## PROBLEM TO SOLVE
Search the records for the word "Edilen" and pick out every line that has it.

## GIVEN ENTRIES
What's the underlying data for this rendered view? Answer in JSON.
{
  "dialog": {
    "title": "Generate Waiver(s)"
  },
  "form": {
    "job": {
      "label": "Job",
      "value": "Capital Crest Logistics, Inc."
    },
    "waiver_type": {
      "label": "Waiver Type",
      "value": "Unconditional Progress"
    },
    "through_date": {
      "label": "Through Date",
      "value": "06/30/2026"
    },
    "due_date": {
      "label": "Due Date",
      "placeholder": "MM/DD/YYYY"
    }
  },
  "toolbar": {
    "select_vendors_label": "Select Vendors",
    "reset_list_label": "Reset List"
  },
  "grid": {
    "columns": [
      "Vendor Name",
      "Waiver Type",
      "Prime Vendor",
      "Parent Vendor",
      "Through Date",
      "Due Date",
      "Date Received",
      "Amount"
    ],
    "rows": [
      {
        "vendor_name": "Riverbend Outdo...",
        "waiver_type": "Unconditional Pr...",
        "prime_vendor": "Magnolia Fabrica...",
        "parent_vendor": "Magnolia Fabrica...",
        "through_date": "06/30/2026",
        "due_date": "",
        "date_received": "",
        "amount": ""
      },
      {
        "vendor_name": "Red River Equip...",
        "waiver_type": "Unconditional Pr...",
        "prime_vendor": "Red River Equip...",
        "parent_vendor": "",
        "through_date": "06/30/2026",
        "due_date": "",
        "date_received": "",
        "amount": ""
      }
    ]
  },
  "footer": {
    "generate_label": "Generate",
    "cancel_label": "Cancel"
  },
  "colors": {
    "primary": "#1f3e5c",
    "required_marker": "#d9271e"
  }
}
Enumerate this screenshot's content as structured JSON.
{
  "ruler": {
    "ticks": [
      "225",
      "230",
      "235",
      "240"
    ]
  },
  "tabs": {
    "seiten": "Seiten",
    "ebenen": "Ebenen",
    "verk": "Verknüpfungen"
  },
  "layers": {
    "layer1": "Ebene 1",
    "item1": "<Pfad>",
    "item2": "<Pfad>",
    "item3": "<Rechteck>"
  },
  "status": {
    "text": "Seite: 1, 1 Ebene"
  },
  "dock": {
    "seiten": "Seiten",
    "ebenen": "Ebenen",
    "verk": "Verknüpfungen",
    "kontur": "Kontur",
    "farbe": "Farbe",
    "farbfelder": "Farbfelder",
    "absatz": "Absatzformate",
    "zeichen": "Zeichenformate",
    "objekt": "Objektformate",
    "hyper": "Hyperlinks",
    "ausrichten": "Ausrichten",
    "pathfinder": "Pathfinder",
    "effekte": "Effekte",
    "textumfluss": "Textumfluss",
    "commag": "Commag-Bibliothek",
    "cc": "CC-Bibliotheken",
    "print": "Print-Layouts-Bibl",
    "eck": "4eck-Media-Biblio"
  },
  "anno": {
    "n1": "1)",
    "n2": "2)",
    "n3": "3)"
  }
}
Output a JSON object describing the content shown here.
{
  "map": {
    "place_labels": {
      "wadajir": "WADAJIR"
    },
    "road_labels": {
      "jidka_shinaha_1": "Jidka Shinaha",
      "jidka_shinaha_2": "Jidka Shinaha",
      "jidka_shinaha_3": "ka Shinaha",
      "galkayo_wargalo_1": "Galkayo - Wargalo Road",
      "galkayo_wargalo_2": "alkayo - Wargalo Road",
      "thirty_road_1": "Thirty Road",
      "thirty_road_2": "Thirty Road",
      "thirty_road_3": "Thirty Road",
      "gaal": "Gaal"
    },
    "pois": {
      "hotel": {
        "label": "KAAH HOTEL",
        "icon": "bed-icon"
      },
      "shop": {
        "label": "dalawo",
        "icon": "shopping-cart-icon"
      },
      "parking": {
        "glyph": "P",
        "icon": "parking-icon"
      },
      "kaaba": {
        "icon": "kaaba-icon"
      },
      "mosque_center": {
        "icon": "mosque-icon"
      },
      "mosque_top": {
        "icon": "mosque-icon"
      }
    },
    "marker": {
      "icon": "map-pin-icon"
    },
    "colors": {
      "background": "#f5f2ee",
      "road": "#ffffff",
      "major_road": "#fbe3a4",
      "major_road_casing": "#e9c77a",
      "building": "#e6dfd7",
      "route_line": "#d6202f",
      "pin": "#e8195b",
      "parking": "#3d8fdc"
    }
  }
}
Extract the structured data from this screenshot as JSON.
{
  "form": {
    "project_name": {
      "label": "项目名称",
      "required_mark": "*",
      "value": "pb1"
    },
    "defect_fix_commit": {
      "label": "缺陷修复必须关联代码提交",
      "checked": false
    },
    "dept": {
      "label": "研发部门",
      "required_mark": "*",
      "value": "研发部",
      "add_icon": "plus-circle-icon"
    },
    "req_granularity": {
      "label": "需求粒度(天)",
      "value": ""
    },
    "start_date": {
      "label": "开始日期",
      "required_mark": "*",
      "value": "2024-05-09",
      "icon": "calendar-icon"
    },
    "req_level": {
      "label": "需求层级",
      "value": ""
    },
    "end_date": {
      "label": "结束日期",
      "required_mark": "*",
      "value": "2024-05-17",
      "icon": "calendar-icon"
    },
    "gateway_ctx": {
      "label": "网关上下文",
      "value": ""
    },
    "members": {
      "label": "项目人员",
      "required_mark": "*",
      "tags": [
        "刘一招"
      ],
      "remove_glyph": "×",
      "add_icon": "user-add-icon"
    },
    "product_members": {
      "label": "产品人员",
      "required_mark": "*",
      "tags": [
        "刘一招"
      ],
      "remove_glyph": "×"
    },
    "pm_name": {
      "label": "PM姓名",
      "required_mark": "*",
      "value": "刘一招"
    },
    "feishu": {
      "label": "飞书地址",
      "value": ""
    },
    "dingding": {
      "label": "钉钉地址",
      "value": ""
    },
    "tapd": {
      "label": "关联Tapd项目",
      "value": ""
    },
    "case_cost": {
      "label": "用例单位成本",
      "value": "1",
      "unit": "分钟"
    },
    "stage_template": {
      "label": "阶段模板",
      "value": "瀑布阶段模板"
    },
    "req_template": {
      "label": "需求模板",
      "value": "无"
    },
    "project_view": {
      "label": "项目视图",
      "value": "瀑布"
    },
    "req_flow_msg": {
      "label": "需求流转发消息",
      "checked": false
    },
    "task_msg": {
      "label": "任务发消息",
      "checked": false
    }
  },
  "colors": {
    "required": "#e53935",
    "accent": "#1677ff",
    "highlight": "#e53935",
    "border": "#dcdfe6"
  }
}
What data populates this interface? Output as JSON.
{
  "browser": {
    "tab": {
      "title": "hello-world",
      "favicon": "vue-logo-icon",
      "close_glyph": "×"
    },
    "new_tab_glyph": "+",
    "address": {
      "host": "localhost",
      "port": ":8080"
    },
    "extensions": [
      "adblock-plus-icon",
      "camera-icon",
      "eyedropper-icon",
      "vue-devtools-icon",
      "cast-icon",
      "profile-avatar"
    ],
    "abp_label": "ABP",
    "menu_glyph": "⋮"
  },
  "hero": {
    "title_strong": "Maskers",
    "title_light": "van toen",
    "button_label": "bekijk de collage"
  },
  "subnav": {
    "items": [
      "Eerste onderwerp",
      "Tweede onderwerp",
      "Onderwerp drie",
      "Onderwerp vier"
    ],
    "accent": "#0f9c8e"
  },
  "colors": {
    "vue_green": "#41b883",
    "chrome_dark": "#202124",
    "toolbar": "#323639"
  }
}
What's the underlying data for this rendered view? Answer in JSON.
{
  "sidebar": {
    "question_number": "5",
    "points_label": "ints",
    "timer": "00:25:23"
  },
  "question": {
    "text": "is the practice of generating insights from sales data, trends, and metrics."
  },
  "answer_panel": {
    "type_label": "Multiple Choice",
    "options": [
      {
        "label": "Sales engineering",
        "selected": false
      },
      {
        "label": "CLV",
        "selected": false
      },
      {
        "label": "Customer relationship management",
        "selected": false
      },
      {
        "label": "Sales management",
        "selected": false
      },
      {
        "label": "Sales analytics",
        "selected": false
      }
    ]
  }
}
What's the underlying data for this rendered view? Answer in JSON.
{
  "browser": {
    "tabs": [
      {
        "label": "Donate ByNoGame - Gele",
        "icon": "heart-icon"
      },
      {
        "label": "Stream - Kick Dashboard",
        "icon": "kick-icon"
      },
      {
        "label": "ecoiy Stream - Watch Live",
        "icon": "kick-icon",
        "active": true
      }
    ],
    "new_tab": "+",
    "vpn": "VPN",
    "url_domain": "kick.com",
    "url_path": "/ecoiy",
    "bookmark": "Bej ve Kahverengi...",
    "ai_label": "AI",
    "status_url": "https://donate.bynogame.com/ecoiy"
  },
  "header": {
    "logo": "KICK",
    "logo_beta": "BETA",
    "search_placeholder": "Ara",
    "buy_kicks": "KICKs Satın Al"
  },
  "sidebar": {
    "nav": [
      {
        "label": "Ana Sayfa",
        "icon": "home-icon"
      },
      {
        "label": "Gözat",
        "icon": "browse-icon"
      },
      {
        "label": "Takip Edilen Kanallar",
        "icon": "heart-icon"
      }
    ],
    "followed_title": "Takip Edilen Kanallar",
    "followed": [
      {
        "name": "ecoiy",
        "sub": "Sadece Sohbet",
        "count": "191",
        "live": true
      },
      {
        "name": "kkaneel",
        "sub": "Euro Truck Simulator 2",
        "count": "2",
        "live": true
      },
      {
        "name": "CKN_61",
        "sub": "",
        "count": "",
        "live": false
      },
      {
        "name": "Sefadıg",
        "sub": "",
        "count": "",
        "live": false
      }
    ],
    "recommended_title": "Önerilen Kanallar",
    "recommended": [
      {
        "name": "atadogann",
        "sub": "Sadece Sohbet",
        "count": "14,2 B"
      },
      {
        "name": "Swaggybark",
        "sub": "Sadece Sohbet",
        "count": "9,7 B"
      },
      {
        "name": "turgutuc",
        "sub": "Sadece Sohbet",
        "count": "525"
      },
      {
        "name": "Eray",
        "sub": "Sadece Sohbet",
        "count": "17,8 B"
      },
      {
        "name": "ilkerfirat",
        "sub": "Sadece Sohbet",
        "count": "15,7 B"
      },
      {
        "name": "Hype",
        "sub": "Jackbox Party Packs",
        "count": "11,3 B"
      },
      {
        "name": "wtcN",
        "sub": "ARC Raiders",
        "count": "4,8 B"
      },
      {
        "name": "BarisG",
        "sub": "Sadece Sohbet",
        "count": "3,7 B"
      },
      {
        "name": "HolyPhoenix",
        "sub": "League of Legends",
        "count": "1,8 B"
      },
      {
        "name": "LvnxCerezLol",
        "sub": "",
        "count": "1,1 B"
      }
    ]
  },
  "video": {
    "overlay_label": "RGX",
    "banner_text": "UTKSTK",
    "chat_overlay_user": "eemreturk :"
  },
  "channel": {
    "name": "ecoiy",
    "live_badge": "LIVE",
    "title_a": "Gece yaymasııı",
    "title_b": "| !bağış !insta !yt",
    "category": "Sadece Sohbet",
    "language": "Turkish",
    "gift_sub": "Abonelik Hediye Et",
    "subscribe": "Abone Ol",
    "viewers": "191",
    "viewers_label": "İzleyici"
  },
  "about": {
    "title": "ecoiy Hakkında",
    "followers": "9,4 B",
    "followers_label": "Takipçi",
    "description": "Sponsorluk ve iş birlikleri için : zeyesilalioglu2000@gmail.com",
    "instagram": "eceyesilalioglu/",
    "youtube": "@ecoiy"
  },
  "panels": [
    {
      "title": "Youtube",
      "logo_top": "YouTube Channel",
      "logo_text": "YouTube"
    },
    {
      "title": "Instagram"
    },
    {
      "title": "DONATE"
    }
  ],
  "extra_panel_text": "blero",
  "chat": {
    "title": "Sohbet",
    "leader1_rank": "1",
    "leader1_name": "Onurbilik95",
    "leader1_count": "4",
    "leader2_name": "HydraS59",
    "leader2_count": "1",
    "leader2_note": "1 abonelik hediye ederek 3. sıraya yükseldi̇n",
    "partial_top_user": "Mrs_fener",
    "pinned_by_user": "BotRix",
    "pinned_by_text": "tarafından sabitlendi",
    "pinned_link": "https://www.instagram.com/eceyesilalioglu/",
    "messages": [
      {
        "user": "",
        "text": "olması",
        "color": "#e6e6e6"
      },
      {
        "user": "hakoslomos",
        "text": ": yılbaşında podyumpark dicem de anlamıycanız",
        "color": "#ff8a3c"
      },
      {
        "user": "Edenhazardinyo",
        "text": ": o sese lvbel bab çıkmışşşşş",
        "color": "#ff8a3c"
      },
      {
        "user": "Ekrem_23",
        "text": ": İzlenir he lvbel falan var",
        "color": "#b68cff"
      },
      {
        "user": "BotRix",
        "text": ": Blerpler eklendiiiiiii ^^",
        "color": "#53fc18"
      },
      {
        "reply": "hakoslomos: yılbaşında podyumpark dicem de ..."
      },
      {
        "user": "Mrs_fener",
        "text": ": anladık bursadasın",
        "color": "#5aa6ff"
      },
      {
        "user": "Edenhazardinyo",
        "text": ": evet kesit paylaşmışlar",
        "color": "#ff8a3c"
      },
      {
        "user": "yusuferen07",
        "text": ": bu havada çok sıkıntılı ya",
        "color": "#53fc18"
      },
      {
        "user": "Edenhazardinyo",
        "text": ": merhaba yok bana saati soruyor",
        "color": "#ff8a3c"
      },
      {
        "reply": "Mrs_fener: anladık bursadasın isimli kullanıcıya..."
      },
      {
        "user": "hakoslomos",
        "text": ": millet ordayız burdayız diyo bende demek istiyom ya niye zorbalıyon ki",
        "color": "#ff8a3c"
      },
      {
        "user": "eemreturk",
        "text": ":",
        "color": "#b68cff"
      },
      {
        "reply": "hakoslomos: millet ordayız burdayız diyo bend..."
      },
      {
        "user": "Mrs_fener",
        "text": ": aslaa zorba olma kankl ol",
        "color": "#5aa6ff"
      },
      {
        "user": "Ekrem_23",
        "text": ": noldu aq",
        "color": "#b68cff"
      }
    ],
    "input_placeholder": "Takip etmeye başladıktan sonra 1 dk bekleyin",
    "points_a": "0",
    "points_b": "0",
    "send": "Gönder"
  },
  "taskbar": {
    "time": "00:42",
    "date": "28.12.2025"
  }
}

## SOLVED PROBLEM
        "label": "Takip Edilen Kanallar",
    "followed_title": "Takip Edilen Kanallar",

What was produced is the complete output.